--- start Input records ---

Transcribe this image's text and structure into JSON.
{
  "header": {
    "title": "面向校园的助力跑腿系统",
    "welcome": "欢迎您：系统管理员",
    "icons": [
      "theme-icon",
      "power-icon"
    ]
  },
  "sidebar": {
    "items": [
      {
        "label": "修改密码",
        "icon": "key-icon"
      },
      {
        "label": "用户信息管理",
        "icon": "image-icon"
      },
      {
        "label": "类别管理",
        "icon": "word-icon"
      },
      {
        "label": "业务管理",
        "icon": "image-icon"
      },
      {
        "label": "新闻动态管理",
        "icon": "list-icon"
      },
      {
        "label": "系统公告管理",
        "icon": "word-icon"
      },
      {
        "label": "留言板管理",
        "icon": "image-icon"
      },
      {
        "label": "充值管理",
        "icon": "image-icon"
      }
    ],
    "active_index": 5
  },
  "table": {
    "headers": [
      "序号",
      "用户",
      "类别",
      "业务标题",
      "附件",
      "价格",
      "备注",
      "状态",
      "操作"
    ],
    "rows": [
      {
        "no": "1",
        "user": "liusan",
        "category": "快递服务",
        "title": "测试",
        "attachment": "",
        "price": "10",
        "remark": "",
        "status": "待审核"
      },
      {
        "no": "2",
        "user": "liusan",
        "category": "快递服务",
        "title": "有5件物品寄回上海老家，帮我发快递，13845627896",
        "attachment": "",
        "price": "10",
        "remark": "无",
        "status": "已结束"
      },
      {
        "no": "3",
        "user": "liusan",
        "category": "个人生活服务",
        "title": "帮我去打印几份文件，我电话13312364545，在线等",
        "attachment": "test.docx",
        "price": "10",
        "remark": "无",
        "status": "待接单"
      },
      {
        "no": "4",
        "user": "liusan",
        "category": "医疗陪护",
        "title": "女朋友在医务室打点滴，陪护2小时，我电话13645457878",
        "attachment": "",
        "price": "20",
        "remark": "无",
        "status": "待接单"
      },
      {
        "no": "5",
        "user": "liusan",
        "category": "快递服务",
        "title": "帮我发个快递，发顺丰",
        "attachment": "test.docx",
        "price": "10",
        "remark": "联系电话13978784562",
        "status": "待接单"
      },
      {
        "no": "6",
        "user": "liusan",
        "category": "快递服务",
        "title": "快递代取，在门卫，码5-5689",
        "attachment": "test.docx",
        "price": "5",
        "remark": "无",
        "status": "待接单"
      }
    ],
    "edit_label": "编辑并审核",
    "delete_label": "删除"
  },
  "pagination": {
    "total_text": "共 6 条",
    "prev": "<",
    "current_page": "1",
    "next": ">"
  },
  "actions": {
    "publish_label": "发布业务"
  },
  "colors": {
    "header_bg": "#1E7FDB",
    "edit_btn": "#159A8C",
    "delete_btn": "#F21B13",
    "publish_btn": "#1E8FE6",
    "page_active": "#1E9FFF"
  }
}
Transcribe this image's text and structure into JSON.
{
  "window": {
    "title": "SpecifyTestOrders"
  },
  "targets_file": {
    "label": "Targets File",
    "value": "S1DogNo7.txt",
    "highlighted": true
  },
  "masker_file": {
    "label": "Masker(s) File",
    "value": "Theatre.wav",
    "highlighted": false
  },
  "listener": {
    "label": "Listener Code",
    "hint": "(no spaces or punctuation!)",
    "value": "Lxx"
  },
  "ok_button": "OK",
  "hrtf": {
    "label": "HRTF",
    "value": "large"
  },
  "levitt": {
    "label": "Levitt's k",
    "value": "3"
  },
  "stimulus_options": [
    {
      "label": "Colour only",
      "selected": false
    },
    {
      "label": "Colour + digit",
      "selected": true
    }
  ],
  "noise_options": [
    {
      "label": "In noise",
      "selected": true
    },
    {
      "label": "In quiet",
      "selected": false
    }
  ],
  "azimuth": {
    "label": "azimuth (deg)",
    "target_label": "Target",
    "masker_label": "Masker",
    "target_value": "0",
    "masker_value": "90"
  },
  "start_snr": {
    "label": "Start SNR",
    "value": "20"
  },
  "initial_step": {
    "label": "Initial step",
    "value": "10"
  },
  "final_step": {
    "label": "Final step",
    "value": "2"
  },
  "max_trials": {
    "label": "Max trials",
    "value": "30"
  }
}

--- end Input records ---

• **Problem to work on**
The data above must be returned in full, exactly as written.

• **Exercise result**
Transcribe this image's text and structure into JSON.
{
  "header": {
    "title": "面向校园的助力跑腿系统",
    "welcome": "欢迎您：系统管理员",
    "icons": [
      "theme-icon",
      "power-icon"
    ]
  },
  "sidebar": {
    "items": [
      {
        "label": "修改密码",
        "icon": "key-icon"
      },
      {
        "label": "用户信息管理",
        "icon": "image-icon"
      },
      {
        "label": "类别管理",
        "icon": "word-icon"
      },
      {
        "label": "业务管理",
        "icon": "image-icon"
      },
      {
        "label": "新闻动态管理",
        "icon": "list-icon"
      },
      {
        "label": "系统公告管理",
        "icon": "word-icon"
      },
      {
        "label": "留言板管理",
        "icon": "image-icon"
      },
      {
        "label": "充值管理",
        "icon": "image-icon"
      }
    ],
    "active_index": 5
  },
  "table": {
    "headers": [
      "序号",
      "用户",
      "类别",
      "业务标题",
      "附件",
      "价格",
      "备注",
      "状态",
      "操作"
    ],
    "rows": [
      {
        "no": "1",
        "user": "liusan",
        "category": "快递服务",
        "title": "测试",
        "attachment": "",
        "price": "10",
        "remark": "",
        "status": "待审核"
      },
      {
        "no": "2",
        "user": "liusan",
        "category": "快递服务",
        "title": "有5件物品寄回上海老家，帮我发快递，13845627896",
        "attachment": "",
        "price": "10",
        "remark": "无",
        "status": "已结束"
      },
      {
        "no": "3",
        "user": "liusan",
        "category": "个人生活服务",
        "title": "帮我去打印几份文件，我电话13312364545，在线等",
        "attachment": "test.docx",
        "price": "10",
        "remark": "无",
        "status": "待接单"
      },
      {
        "no": "4",
        "user": "liusan",
        "category": "医疗陪护",
        "title": "女朋友在医务室打点滴，陪护2小时，我电话13645457878",
        "attachment": "",
        "price": "20",
        "remark": "无",
        "status": "待接单"
      },
      {
        "no": "5",
        "user": "liusan",
        "category": "快递服务",
        "title": "帮我发个快递，发顺丰",
        "attachment": "test.docx",
        "price": "10",
        "remark": "联系电话13978784562",
        "status": "待接单"
      },
      {
        "no": "6",
        "user": "liusan",
        "category": "快递服务",
        "title": "快递代取，在门卫，码5-5689",
        "attachment": "test.docx",
        "price": "5",
        "remark": "无",
        "status": "待接单"
      }
    ],
    "edit_label": "编辑并审核",
    "delete_label": "删除"
  },
  "pagination": {
    "total_text": "共 6 条",
    "prev": "<",
    "current_page": "1",
    "next": ">"
  },
  "actions": {
    "publish_label": "发布业务"
  },
  "colors": {
    "header_bg": "#1E7FDB",
    "edit_btn": "#159A8C",
    "delete_btn": "#F21B13",
    "publish_btn": "#1E8FE6",
    "page_active": "#1E9FFF"
  }
}
Transcribe this image's text and structure into JSON.
{
  "window": {
    "title": "SpecifyTestOrders"
  },
  "targets_file": {
    "label": "Targets File",
    "value": "S1DogNo7.txt",
    "highlighted": true
  },
  "masker_file": {
    "label": "Masker(s) File",
    "value": "Theatre.wav",
    "highlighted": false
  },
  "listener": {
    "label": "Listener Code",
    "hint": "(no spaces or punctuation!)",
    "value": "Lxx"
  },
  "ok_button": "OK",
  "hrtf": {
    "label": "HRTF",
    "value": "large"
  },
  "levitt": {
    "label": "Levitt's k",
    "value": "3"
  },
  "stimulus_options": [
    {
      "label": "Colour only",
      "selected": false
    },
    {
      "label": "Colour + digit",
      "selected": true
    }
  ],
  "noise_options": [
    {
      "label": "In noise",
      "selected": true
    },
    {
      "label": "In quiet",
      "selected": false
    }
  ],
  "azimuth": {
    "label": "azimuth (deg)",
    "target_label": "Target",
    "masker_label": "Masker",
    "target_value": "0",
    "masker_value": "90"
  },
  "start_snr": {
    "label": "Start SNR",
    "value": "20"
  },
  "initial_step": {
    "label": "Initial step",
    "value": "10"
  },
  "final_step": {
    "label": "Final step",
    "value": "2"
  },
  "max_trials": {
    "label": "Max trials",
    "value": "30"
  }
}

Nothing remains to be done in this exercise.